=== Objective 1 ===
Turn the listing from the line with "Annotate this image: element" up to and including the line with "y-tick-label: 1000 [71, 377, 104, 392]" into a two-column CSV with the header input,output. Each row should hold one instruction in input and the text answering it in output, with each field quoted and line breaks turned into spaces.
=== Objective 2 ===
Can you go on with the text on generic versus specific repositories from the point where it stops?

=== Document text ===
Generic vs specific repositories

Generic Repository:

public interface IRepository<T> where T : class
{
    Task<T?> GetByIdAsync(object id);
    Task<IReadOnlyList<T>> GetAllAsync();
    Task AddAsync(T entity);
    Task UpdateAsync(T entity);
    Task DeleteAsync(T entity);
}

Problems with generic:

No domain-specific query methods
Exposes all operations (including ones you don’t want)
Hard to optimize queries per entity

Specific Repository is better:

public interface IOrderRepository
{
    // Only methods this aggregate needs
    Task<Order?> GetByIdAsync(OrderId id);
    Task<IReadOnlyList<Order>> GetPendingAsync();
    Task AddAsync(Order order);
    // No Update/Delete if aggregate handles it internally
}

Recommendation: Use specific repositories with domain-focused methods.

Enterprise best practices

1. Use specific repositories, not generic. Domain-focused methods are more useful.

2. Repository per aggregate, not per table. One repository for Order (including OrderLines), not separate.

3. Keep repositories thin. Query and persist; no business logic.

4. Use DbContext directly for simple apps. Do not add abstraction you do not need.

5. Unit of Work should match request scope. One UoW per HTTP request (scoped).

=== Input for this task ===
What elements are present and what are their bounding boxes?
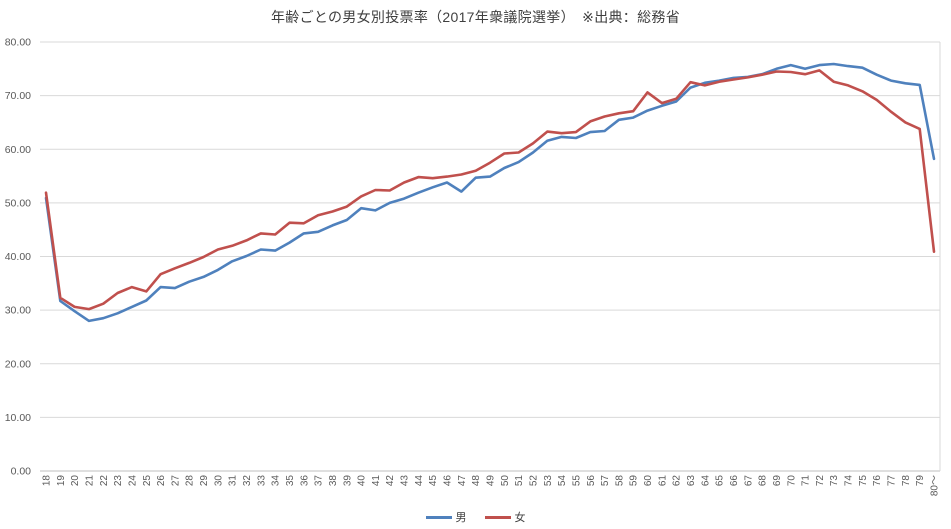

...

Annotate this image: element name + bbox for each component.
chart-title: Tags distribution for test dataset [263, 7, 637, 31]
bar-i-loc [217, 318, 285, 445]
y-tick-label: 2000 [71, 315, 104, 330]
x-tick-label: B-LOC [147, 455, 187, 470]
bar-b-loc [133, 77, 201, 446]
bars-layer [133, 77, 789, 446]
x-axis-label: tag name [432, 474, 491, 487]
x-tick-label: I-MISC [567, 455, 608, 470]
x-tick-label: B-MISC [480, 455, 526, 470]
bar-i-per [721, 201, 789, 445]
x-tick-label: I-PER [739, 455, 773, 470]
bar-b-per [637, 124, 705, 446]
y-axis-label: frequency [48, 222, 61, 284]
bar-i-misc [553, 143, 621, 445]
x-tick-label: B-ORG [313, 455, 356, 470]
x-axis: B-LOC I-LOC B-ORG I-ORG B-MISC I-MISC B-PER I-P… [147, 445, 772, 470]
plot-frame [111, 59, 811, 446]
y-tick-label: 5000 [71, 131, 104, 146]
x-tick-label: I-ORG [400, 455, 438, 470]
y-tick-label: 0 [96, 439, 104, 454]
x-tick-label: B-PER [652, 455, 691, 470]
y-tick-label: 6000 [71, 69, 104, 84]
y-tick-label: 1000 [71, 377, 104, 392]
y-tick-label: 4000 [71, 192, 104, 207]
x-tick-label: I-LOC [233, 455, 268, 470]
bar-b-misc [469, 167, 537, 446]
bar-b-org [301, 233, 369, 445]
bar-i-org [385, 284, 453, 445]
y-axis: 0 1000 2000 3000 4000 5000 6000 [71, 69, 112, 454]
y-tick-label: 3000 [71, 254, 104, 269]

...

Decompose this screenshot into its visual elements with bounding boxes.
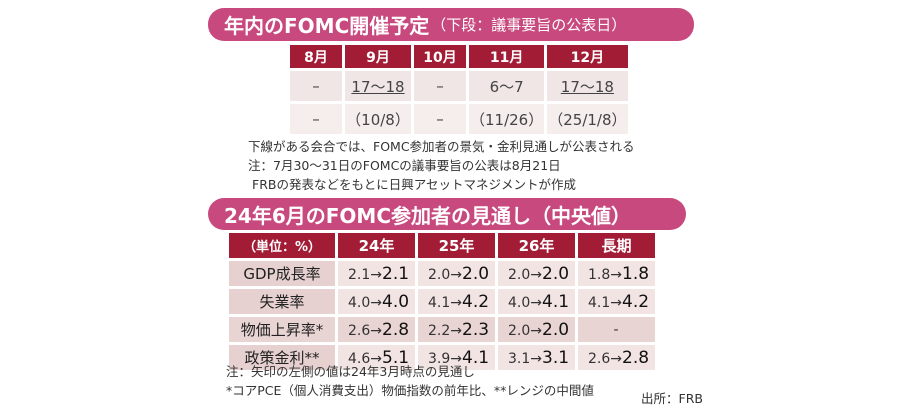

=== Answer 1 ===
input,output
"Annotate this image: element name + bbox for each component.","chart-title: Tags distribution for test dataset [263, 7, 637, 31] bar-i-loc [217, 318, 285, 445] y-tick-label: 2000 [71, 315, 104, 330] x-tick-label: B-LOC [147, 455, 187, 470] bar-b-loc [133, 77, 201, 446] bars-layer [133, 77, 789, 446] x-axis-label: tag name [432, 474, 491, 487] x-tick-label: I-MISC [567, 455, 608, 470] x-tick-label: B-MISC [480, 455, 526, 470] bar-i-per [721, 201, 789, 445] x-tick-label: I-PER [739, 455, 773, 470] bar-b-per [637, 124, 705, 446] y-axis-label: frequency [48, 222, 61, 284] bar-i-misc [553, 143, 621, 445] x-tick-label: B-ORG [313, 455, 356, 470] x-axis: B-LOC I-LOC B-ORG I-ORG B-MISC I-MISC B-PER I-P… [147, 445, 772, 470] plot-frame [111, 59, 811, 446] y-tick-label: 5000 [71, 131, 104, 146] x-tick-label: I-ORG [400, 455, 438, 470] y-tick-label: 0 [96, 439, 104, 454] x-tick-label: B-PER [652, 455, 691, 470] y-tick-label: 6000 [71, 69, 104, 84] y-tick-label: 1000 [71, 377, 104, 392]"

=== Answer 2 ===
6. Do not return IQueryable. Return materialized results. Keeps queries in repository.

7. Handle concurrency. Use EF Core’s concurrency tokens; handle DbUpdateConcurrencyException.

8. Test with in-memory or real DB. Integration tests with real DB are valuable.

Common issues

Issue	Cause	Fix
Repository becomes service	Business logic in repository	Keep logic in services/aggregates
IQueryable leaking	Repository returns IQueryable	Return IReadOnlyList or IEnumerable
Generic repository bloat	Everything uses same interface	Use specific repositories
Saving in repository	SaveChanges in each method	Save in Unit of Work at end
Over-abstraction	Repository for simple CRUD	Use DbContext directly
Testing difficulty	Hard to mock complex queries	Use integration tests; simpler interfaces

You can also explore more patterns in the .NET Architecture resource page.

Summary

Repository abstracts data access; Unit of Work coordinates transactions—EF Core’s DbContext already provides both, so add your own only when you need testability, swappable persistence, or domain-focused query APIs; use specific repositories per aggregate, not generic ones. Wrapping DbSet everywhere “by default” adds indirection without benefit; adding a repository when tests or a clear domain API justify it keeps persistence boundaries explicit. Next, decide whether your app needs to mock data access or expose domain-style methods (e.g. GetPendingForCustomer); if yes, add one repository for one aggregate and let the caller or a thin UoW own SaveChanges.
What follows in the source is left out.